WHAT YOU WILL DO: Go through the material below and copy each line where the word "Burgers" appears.

EXTRACTED INFORMATION:

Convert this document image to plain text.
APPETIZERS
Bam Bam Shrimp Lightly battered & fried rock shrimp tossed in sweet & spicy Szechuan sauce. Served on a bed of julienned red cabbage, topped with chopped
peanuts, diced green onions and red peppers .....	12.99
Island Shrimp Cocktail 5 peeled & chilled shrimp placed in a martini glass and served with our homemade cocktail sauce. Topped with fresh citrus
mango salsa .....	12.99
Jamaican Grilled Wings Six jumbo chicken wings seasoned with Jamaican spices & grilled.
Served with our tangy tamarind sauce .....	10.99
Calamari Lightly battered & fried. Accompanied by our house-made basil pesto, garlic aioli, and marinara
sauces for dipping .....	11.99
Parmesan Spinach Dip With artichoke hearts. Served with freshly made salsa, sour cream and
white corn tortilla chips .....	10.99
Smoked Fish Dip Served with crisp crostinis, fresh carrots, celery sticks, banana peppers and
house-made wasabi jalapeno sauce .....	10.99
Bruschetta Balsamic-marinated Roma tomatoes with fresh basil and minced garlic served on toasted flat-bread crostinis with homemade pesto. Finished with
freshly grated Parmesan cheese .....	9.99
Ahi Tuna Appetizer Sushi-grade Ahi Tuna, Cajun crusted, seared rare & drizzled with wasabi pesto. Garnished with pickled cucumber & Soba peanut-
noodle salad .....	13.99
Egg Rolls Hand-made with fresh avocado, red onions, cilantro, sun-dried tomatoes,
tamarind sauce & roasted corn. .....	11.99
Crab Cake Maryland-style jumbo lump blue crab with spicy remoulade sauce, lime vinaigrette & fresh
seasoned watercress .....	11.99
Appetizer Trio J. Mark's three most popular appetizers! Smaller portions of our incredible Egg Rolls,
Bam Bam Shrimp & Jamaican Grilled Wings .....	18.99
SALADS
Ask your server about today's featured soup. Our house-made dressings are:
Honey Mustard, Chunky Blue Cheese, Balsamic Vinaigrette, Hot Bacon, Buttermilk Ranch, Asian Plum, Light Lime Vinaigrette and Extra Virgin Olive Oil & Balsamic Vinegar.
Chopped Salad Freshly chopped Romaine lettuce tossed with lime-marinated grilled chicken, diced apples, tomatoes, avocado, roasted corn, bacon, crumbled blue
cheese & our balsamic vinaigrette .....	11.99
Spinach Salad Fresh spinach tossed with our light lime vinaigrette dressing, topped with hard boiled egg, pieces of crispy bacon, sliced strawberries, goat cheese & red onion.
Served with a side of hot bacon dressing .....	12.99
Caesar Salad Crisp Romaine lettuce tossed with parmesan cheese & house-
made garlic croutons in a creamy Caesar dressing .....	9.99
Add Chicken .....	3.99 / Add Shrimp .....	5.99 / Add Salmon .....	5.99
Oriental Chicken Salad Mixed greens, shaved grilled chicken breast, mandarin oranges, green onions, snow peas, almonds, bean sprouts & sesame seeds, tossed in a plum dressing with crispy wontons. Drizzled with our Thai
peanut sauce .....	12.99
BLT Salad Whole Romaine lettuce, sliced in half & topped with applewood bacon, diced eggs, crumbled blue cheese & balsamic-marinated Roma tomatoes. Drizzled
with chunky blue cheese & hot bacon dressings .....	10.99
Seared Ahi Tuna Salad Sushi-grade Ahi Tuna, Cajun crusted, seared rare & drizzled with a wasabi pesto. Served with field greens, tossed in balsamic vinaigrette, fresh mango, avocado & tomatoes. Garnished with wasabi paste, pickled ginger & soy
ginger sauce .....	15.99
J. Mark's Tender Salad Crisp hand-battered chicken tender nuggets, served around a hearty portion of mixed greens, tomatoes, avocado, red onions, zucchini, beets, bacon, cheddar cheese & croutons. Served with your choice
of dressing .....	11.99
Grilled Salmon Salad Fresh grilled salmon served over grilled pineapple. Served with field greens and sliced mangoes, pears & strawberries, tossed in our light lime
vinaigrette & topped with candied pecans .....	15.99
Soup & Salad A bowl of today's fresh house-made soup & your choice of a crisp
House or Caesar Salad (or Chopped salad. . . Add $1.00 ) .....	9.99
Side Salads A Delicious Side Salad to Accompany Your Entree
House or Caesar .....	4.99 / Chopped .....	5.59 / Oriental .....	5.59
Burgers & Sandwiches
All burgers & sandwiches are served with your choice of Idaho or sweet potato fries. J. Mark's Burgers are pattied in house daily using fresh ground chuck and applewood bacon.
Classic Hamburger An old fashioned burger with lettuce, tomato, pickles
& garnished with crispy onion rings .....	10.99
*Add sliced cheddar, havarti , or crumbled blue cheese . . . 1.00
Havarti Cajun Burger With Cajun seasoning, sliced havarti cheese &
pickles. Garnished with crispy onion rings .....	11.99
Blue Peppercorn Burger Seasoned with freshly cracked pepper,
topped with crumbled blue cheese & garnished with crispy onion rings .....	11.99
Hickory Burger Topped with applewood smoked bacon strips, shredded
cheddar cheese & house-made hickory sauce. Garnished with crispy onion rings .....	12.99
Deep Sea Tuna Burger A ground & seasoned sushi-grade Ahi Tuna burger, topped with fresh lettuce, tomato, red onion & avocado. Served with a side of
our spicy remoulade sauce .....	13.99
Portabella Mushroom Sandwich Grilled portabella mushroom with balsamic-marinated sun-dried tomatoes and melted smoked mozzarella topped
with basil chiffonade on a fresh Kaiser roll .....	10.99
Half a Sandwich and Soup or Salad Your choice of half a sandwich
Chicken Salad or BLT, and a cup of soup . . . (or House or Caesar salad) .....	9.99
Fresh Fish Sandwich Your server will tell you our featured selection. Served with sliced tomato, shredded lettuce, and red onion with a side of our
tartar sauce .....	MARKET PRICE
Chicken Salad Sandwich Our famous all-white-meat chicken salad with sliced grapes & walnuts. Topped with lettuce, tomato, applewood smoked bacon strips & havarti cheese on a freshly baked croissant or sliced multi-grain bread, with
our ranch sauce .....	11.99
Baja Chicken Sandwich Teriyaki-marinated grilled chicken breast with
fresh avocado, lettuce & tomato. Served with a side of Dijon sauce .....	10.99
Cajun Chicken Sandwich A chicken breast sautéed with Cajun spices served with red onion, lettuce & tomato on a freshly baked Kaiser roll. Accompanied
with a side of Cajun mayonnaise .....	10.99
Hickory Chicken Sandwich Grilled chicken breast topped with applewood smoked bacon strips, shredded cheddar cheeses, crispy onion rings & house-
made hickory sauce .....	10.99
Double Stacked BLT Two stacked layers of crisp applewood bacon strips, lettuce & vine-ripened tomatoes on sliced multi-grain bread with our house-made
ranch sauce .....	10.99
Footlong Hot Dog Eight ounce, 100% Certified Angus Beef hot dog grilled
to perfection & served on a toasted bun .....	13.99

COMPLETED EXERCISE:
Burgers & Sandwiches
All burgers & sandwiches are served with your choice of Idaho or sweet potato fries. J. Mark's Burgers are pattied in house daily using fresh ground chuck and applewood bacon.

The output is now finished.